### Excerpted records:
[START]
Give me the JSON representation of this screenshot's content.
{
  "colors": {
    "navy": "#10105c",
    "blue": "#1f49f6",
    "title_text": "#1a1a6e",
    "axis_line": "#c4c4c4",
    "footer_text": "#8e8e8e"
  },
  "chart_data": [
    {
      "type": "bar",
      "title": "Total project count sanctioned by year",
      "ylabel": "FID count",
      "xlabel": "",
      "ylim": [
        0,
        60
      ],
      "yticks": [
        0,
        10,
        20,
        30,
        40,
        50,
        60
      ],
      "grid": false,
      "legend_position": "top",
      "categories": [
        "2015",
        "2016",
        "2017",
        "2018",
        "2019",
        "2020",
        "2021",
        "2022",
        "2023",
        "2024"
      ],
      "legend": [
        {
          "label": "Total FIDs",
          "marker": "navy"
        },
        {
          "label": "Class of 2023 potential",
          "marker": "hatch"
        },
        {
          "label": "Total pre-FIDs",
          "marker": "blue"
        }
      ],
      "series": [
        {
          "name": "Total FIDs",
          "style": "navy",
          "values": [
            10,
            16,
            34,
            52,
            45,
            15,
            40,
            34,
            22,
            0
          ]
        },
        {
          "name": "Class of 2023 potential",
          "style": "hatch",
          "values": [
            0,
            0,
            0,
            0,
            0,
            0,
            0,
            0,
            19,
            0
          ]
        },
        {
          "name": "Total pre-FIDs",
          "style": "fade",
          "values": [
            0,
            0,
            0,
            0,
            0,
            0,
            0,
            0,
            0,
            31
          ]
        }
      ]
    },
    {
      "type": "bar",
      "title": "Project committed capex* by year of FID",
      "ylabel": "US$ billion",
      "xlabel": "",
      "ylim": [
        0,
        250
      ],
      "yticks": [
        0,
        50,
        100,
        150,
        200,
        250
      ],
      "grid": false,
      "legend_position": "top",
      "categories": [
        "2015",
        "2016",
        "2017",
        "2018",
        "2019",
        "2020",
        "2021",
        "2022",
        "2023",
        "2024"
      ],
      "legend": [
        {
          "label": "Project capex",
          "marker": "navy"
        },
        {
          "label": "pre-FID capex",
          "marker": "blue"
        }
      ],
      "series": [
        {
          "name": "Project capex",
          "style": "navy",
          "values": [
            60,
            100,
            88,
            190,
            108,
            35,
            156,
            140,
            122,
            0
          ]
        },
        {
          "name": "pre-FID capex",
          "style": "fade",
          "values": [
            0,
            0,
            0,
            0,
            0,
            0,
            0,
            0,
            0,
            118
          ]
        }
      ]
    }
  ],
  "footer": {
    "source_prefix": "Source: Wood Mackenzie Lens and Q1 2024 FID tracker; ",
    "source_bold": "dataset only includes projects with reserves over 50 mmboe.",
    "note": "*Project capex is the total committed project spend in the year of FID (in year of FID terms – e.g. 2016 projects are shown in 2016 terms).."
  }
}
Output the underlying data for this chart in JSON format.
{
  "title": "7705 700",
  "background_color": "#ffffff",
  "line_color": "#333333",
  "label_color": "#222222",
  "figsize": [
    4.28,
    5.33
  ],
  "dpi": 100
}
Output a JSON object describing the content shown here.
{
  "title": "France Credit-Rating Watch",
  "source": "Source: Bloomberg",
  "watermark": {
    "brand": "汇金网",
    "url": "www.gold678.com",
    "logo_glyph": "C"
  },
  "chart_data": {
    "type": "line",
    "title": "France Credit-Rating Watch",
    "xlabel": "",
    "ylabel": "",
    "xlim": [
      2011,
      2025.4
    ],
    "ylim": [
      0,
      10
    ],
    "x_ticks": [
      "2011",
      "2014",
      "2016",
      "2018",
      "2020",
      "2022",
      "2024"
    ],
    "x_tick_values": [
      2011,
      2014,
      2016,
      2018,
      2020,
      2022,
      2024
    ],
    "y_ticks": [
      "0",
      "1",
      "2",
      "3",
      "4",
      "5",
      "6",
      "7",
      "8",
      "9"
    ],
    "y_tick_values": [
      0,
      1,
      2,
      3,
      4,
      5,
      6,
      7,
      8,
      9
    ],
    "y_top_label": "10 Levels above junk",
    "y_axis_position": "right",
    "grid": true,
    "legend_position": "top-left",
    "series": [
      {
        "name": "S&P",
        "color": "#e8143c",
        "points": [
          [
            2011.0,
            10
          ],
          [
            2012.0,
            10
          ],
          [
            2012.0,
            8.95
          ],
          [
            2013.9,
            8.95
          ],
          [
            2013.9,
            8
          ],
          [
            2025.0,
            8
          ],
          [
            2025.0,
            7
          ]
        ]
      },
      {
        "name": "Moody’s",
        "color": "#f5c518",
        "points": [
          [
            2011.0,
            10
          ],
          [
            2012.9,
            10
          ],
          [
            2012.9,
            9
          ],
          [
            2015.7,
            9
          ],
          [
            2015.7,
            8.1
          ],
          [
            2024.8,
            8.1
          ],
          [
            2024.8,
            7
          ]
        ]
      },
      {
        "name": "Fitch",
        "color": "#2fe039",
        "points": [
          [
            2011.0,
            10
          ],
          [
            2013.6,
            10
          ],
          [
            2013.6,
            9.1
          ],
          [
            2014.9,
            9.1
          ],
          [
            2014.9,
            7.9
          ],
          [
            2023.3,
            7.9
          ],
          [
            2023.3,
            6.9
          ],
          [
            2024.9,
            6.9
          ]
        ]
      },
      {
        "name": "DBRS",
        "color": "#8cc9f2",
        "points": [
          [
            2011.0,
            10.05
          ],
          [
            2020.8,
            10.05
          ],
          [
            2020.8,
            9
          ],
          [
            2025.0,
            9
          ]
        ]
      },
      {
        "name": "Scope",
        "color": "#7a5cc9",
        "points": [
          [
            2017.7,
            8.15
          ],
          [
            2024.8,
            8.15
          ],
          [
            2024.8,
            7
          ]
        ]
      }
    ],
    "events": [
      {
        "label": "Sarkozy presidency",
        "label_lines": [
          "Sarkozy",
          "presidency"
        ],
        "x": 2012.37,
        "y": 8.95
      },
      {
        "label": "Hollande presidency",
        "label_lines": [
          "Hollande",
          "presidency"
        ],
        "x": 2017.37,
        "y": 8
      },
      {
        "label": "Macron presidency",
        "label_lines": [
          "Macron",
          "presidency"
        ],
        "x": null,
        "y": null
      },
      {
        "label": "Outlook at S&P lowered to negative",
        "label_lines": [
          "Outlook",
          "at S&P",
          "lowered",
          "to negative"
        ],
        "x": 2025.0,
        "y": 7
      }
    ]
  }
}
[END]
### Task directions:
State how many lines in the records above contain the word "ylabel", and give only that number.

### Correct answer:
3